### GIVEN ENTRIES

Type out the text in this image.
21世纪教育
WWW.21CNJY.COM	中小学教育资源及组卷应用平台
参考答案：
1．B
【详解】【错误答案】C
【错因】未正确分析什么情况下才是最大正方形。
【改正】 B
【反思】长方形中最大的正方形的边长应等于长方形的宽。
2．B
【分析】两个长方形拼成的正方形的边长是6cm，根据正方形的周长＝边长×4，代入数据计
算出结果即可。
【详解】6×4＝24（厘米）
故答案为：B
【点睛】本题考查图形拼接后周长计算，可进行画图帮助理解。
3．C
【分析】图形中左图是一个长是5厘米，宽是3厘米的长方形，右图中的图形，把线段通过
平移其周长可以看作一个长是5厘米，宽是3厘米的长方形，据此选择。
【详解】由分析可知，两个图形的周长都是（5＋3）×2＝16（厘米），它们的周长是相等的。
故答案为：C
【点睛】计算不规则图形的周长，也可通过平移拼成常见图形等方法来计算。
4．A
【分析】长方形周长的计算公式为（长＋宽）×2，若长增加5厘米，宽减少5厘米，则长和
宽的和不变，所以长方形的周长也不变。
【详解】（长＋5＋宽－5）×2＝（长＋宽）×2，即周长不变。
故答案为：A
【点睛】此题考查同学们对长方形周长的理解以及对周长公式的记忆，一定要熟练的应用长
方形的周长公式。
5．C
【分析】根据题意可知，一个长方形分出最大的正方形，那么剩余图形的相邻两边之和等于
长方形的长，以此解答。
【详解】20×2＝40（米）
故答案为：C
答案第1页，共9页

--

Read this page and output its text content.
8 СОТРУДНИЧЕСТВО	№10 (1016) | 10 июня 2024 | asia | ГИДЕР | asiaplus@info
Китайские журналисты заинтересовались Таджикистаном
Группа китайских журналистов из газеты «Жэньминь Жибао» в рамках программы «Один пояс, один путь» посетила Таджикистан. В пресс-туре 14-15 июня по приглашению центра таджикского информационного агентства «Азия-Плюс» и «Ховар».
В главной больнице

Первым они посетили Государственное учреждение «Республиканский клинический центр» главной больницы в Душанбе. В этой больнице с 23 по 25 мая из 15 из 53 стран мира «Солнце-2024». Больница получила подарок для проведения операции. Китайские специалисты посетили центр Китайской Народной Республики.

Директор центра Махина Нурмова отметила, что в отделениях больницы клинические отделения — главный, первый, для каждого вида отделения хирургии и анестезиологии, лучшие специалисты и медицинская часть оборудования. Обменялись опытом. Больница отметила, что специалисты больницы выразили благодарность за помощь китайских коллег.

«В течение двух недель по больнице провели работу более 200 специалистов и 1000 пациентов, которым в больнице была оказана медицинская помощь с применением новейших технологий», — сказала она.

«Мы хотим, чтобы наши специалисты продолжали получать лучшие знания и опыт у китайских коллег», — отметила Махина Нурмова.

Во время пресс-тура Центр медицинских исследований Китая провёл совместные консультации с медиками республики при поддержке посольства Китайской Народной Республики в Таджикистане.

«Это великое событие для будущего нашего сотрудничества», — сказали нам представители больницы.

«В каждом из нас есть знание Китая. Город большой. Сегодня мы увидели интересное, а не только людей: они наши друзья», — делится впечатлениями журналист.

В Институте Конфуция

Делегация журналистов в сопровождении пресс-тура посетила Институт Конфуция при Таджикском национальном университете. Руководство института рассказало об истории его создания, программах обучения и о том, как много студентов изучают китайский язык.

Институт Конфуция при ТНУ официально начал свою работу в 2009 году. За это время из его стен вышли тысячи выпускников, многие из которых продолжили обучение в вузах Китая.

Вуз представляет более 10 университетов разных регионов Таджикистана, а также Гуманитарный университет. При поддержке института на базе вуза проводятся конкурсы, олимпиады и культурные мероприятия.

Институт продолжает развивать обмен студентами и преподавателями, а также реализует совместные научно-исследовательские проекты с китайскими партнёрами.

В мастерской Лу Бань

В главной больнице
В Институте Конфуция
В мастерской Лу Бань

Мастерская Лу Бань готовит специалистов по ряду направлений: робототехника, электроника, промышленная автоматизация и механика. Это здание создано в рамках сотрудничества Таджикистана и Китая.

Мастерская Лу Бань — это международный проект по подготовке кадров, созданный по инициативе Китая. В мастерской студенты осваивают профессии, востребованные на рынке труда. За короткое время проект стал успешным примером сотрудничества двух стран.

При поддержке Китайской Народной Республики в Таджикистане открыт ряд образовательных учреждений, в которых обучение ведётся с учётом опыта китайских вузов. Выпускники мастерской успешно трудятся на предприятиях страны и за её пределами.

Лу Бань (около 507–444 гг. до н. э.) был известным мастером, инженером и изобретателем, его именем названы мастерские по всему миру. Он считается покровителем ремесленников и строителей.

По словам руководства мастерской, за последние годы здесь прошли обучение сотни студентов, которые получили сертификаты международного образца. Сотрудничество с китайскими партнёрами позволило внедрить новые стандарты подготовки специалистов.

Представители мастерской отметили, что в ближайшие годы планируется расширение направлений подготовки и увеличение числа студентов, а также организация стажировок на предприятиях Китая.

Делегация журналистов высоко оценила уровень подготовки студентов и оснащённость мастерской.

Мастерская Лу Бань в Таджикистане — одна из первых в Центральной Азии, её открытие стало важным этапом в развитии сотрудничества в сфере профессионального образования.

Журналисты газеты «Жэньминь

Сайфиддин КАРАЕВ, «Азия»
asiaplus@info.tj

### OBJECTIVE
Your answer should be a single number: the count of lines in the entries that contain the word "сотрудничества".

### FINAL RESULT
4